:: Data to use ::
□ □ □ □ □

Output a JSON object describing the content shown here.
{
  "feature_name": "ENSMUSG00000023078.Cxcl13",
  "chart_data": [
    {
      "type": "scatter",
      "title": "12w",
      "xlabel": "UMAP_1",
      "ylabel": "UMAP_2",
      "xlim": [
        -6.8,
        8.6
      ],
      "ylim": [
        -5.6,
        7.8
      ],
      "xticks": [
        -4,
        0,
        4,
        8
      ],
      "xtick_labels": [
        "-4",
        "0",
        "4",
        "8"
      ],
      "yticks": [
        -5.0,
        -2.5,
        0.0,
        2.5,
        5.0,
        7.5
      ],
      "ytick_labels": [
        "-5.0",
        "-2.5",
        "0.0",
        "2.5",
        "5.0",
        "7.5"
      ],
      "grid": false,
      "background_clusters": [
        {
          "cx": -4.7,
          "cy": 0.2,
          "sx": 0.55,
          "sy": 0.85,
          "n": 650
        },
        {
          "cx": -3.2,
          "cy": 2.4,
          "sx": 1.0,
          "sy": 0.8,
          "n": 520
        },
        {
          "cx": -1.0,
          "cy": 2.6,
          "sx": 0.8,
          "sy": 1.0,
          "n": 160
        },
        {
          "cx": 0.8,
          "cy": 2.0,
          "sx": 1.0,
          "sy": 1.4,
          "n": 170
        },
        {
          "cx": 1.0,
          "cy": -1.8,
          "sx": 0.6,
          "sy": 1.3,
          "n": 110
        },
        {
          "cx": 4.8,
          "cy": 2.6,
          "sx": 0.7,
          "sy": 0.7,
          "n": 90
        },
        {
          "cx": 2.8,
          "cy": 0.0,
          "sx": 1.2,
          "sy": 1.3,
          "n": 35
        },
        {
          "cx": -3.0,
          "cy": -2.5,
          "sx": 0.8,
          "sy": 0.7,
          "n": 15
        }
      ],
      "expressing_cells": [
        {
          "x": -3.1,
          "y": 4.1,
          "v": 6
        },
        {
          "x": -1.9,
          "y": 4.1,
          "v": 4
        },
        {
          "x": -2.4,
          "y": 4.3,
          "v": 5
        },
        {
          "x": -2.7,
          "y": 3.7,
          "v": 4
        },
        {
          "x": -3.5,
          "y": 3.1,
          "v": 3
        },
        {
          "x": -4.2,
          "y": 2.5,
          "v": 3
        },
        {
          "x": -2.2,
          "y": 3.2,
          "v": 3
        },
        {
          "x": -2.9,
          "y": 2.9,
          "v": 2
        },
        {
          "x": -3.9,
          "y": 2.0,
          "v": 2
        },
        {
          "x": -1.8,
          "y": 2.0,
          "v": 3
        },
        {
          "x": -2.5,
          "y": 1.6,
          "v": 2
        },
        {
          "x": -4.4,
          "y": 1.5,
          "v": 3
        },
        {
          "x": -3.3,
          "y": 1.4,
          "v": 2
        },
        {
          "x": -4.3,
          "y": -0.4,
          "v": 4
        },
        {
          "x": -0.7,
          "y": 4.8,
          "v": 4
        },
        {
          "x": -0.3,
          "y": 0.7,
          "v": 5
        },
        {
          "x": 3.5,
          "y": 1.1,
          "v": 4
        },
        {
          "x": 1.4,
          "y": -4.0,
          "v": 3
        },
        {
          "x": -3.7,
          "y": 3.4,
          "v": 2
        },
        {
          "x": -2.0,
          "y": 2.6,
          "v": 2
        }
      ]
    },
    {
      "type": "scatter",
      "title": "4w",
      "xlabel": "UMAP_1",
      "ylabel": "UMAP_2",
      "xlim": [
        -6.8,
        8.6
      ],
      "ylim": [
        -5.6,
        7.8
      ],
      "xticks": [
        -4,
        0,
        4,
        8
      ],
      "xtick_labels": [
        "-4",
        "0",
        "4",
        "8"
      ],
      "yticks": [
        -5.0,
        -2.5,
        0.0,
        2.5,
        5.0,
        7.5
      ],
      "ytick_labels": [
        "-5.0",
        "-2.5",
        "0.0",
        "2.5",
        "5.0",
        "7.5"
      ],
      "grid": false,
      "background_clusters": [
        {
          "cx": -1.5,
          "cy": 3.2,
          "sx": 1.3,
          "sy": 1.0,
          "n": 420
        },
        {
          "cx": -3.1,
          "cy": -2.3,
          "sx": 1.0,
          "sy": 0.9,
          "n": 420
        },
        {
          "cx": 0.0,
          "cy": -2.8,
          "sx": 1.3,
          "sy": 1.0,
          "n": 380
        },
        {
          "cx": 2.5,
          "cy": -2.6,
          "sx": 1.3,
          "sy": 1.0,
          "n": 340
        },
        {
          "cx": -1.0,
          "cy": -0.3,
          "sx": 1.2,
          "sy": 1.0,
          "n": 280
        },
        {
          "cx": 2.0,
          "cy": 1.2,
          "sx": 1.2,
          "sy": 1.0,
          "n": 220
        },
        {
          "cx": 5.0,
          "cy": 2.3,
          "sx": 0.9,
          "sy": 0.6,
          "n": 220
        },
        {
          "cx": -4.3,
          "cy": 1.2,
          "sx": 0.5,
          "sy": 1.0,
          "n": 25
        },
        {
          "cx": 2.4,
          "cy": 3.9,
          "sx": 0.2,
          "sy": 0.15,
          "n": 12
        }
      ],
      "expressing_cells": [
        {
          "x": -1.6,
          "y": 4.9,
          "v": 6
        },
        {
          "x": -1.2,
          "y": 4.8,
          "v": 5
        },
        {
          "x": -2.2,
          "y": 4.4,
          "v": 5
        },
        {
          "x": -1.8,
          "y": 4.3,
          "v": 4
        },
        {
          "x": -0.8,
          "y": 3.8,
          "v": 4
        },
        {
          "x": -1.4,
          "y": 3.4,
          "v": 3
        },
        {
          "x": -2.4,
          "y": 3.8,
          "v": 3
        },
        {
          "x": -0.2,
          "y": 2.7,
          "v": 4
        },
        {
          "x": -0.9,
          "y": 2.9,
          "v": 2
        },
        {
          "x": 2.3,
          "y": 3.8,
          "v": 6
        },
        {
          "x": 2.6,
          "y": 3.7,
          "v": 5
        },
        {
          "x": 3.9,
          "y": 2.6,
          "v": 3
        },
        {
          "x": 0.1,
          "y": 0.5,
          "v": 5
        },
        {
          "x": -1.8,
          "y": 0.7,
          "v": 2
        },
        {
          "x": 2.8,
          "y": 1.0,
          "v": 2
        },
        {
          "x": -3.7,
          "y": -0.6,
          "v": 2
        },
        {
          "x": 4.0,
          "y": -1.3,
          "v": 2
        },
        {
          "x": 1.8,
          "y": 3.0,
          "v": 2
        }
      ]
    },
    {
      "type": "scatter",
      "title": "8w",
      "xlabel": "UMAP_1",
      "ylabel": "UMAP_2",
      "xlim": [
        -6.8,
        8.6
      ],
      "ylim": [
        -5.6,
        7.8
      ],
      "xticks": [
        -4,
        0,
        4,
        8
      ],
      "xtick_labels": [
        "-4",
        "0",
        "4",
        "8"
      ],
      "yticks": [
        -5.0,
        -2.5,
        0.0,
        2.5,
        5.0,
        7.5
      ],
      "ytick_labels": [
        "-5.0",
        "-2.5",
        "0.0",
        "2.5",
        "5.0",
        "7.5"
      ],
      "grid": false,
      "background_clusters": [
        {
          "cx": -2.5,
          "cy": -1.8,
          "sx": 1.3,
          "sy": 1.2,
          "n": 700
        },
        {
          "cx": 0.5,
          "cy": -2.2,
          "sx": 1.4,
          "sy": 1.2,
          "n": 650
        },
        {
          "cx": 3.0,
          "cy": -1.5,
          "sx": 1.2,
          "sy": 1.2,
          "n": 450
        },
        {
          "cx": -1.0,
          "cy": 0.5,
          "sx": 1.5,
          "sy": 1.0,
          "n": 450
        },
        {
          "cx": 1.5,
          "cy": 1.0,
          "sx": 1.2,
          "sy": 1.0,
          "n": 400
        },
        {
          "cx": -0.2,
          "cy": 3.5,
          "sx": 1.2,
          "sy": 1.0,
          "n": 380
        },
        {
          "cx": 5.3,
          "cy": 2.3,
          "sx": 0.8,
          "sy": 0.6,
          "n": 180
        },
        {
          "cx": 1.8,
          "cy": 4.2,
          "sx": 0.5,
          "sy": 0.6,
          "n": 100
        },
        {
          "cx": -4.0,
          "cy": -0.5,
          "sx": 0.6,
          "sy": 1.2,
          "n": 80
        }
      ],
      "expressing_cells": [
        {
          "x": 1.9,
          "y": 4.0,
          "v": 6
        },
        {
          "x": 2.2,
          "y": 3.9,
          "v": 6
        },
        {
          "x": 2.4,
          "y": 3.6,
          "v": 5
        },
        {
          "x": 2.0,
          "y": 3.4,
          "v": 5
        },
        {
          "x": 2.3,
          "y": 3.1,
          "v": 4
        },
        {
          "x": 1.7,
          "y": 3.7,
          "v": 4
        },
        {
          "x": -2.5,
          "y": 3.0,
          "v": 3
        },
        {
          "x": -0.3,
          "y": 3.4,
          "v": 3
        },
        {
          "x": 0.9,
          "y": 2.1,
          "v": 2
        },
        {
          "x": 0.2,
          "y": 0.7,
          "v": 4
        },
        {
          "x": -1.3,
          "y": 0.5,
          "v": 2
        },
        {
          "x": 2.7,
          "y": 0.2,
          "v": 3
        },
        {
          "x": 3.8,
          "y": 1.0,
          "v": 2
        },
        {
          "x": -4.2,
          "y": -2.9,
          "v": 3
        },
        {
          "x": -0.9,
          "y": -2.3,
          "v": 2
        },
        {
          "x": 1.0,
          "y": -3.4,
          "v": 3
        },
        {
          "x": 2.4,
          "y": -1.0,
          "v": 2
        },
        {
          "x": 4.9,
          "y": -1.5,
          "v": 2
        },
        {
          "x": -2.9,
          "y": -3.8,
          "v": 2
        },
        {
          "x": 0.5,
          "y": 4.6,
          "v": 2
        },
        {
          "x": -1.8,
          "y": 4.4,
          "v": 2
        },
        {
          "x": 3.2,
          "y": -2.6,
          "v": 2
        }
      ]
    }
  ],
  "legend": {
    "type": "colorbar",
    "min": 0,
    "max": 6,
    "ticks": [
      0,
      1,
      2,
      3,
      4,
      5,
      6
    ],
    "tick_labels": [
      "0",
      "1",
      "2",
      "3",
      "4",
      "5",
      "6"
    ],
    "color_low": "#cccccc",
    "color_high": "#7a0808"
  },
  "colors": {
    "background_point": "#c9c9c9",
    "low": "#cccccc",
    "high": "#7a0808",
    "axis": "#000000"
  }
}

□ □ □ □ □

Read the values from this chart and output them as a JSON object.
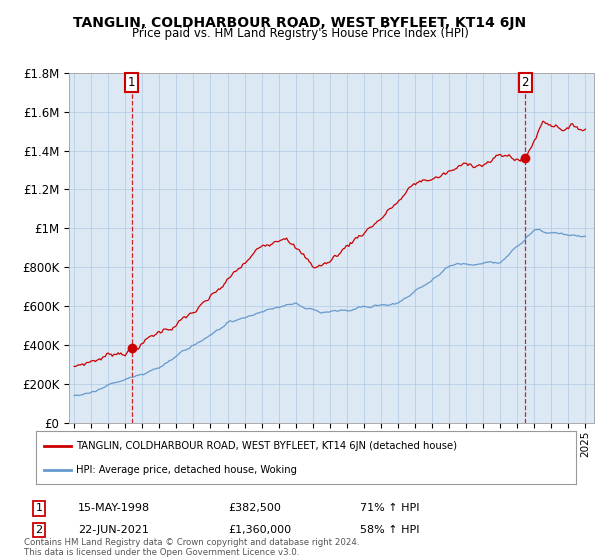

□ □ □ □ □

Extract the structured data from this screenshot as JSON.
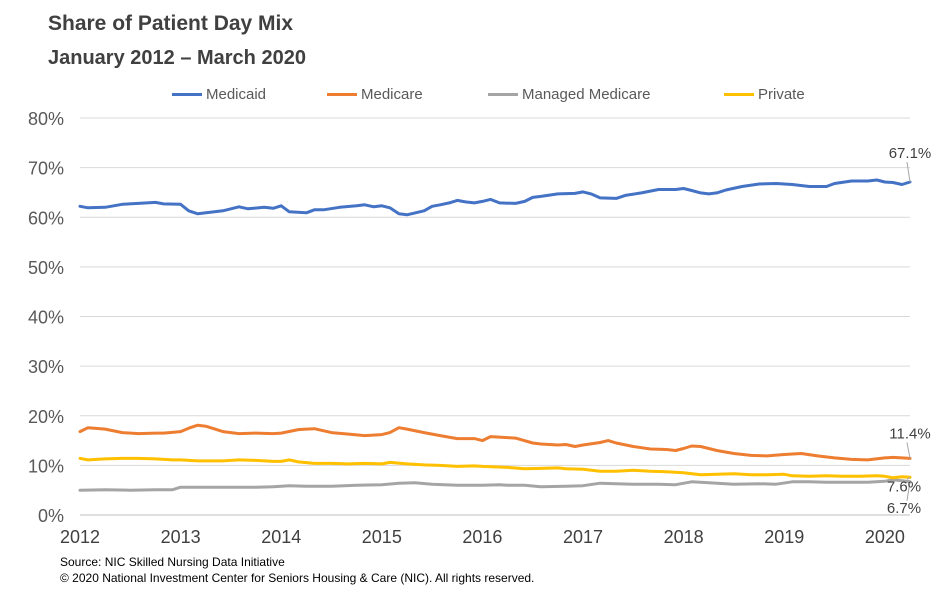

□ □ □ □ □

Copy every line of the listing that contains the word "from".

Read the values from this chart and output them as a JSON object.
Extract the structured data from this screenshot as JSON.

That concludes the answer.